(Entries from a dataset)
****************************************
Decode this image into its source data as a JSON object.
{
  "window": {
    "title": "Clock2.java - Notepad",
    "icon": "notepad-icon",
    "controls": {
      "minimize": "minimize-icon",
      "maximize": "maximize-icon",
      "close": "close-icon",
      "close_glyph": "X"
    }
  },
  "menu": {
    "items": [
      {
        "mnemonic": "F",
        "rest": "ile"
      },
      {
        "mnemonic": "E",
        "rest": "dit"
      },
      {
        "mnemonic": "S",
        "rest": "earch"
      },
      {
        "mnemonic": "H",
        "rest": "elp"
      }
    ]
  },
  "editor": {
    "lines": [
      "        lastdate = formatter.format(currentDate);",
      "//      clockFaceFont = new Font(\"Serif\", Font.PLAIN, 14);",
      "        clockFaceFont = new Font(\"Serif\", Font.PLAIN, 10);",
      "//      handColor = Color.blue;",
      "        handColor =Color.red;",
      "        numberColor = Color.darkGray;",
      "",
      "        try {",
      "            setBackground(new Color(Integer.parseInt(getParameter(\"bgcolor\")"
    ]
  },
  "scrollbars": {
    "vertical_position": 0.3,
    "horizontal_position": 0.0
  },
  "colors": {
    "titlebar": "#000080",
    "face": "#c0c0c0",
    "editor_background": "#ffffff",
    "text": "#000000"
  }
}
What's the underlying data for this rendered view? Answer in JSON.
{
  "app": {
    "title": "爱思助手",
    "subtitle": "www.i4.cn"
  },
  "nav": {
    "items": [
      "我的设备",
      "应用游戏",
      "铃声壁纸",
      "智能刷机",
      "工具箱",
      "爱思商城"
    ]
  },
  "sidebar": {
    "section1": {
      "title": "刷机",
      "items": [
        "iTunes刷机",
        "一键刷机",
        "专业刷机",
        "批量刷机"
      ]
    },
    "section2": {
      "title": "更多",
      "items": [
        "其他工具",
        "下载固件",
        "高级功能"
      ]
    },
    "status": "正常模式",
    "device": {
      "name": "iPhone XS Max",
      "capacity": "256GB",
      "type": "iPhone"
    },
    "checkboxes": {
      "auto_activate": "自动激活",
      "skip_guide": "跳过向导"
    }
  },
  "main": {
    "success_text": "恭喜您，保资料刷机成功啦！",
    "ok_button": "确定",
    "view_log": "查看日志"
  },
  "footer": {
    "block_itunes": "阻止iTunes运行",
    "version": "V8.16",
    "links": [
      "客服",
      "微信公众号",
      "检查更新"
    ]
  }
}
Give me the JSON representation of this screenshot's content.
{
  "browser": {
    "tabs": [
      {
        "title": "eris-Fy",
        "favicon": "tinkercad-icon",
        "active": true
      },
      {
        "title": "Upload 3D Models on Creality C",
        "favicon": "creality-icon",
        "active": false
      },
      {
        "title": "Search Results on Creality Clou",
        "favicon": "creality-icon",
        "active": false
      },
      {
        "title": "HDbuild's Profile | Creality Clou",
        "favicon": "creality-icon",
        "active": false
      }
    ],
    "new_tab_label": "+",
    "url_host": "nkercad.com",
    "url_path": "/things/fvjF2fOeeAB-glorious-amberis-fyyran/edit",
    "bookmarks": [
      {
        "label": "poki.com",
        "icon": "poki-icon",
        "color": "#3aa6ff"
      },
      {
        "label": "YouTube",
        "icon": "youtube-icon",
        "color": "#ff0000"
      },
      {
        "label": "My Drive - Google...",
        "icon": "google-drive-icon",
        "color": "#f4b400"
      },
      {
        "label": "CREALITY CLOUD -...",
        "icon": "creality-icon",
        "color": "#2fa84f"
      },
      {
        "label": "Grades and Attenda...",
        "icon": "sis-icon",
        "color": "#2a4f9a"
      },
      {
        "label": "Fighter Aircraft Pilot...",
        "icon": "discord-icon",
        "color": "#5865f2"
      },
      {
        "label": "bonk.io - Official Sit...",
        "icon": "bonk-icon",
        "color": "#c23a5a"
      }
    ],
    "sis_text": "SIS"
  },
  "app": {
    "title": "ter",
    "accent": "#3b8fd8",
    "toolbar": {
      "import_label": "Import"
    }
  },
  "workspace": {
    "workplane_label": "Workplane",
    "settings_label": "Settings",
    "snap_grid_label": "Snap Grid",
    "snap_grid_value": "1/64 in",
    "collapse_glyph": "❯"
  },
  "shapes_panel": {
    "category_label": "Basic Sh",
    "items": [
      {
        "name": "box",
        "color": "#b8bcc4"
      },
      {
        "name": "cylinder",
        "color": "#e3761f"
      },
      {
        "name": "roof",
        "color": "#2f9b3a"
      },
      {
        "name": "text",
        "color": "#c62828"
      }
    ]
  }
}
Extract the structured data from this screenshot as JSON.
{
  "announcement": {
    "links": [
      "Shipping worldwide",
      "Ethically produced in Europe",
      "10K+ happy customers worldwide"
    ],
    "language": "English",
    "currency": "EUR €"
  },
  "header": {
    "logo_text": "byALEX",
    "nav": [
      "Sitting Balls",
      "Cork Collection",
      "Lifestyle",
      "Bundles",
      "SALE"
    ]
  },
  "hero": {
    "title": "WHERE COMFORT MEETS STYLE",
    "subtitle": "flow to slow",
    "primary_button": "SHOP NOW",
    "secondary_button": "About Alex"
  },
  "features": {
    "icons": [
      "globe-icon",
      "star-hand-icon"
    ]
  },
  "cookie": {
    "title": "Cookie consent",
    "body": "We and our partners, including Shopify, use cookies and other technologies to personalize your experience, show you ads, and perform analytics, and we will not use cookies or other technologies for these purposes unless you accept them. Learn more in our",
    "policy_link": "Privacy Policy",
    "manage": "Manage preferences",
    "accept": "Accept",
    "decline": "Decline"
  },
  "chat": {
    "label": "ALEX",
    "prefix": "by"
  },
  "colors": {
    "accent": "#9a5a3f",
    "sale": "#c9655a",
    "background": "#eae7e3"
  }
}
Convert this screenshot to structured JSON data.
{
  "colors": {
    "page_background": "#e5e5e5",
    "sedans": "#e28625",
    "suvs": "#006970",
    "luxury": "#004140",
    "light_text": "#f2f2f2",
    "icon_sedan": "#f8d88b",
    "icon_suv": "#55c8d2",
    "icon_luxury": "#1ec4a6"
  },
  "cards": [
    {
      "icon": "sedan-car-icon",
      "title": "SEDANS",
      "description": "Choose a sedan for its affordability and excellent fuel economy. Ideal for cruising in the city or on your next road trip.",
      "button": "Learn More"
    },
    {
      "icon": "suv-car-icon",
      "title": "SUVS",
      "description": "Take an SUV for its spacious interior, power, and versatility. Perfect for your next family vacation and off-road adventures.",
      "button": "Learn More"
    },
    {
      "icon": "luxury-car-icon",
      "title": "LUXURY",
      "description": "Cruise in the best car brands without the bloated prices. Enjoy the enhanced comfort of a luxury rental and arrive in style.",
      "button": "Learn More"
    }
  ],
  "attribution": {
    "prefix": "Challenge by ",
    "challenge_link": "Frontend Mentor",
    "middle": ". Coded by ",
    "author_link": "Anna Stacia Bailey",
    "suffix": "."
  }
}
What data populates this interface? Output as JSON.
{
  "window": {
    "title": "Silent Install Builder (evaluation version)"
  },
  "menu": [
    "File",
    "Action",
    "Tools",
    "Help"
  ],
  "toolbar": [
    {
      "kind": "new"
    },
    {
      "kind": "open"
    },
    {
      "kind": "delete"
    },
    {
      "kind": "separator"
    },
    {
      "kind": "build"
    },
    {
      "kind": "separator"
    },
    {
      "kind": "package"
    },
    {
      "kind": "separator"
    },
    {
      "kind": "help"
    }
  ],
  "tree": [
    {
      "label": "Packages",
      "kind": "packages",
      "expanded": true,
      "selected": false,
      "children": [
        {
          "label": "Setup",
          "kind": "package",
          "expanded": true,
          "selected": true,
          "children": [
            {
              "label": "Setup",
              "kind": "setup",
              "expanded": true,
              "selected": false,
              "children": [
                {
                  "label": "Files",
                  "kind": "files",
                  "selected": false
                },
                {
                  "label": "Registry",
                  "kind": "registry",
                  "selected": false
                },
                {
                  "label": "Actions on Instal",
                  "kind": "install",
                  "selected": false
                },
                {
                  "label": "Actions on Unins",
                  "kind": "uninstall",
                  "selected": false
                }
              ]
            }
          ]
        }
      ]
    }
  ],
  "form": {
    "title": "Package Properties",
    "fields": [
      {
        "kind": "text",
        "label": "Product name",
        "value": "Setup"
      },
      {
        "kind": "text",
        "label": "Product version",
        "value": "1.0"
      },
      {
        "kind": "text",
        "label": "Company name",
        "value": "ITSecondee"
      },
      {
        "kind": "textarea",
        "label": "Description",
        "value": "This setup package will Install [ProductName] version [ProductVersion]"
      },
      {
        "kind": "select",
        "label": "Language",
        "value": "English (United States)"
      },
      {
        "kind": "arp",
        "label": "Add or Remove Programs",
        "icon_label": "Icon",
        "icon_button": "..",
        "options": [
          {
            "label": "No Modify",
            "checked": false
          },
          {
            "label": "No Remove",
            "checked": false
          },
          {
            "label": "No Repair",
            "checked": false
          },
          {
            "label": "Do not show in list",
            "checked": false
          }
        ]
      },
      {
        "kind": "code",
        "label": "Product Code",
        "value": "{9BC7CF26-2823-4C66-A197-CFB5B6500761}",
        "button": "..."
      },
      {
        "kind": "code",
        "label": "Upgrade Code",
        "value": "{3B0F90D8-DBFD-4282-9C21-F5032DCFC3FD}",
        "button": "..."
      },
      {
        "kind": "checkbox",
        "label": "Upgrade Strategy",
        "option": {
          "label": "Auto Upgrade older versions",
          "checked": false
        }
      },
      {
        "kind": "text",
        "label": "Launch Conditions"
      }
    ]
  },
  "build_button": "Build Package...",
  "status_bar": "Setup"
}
****************************************
SET EXERCISE
Pick out the lines that include the word "PLAIN" and write them out.

FINAL RESULT
      "//      clockFaceFont = new Font(\"Serif\", Font.PLAIN, 14);",
      "        clockFaceFont = new Font(\"Serif\", Font.PLAIN, 10);",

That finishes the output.